RECORDED DATA

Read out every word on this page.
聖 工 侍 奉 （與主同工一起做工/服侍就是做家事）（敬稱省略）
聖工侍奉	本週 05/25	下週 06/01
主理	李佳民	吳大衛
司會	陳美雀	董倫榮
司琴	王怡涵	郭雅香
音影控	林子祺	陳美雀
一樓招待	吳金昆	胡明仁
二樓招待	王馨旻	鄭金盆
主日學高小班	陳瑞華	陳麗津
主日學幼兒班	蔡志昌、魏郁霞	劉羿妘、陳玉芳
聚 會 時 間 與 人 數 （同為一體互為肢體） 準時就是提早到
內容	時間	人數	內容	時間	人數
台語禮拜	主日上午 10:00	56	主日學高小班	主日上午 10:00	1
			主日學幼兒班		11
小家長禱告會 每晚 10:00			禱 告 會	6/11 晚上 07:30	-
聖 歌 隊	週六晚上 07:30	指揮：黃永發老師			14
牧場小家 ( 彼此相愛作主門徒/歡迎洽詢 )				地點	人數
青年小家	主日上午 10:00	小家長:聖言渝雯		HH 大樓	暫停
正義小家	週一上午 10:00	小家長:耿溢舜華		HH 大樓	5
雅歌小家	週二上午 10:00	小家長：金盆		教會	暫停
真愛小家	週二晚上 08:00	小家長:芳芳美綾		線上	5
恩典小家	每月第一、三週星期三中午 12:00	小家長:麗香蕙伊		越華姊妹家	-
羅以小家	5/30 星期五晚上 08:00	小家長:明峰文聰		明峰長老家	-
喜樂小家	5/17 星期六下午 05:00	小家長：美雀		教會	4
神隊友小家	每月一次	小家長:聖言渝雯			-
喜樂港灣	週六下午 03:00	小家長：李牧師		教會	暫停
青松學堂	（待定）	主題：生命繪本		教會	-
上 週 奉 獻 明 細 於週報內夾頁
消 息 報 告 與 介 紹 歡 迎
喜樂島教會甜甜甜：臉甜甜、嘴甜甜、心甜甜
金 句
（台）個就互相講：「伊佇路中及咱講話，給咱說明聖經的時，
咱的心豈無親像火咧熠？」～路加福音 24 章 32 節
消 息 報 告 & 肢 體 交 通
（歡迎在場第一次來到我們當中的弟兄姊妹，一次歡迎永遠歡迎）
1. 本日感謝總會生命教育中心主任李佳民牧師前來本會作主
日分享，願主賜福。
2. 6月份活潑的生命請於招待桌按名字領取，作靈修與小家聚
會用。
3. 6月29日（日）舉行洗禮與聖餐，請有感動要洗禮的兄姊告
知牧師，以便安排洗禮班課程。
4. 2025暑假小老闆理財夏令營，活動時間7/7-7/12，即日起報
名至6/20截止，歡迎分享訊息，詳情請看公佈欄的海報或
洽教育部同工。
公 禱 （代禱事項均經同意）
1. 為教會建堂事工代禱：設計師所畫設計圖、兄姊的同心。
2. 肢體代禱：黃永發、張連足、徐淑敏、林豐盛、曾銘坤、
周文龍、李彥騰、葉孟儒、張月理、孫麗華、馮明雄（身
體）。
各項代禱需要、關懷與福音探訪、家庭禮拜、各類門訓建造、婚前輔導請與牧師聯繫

WHAT IS REQUIRED
Identify lines with the string "主日上午". Copy each one.

ANSWER TO THIS TASK
台語禮拜	主日上午 10:00	56	主日學高小班	主日上午 10:00	1
青年小家	主日上午 10:00	小家長:聖言渝雯		HH 大樓	暫停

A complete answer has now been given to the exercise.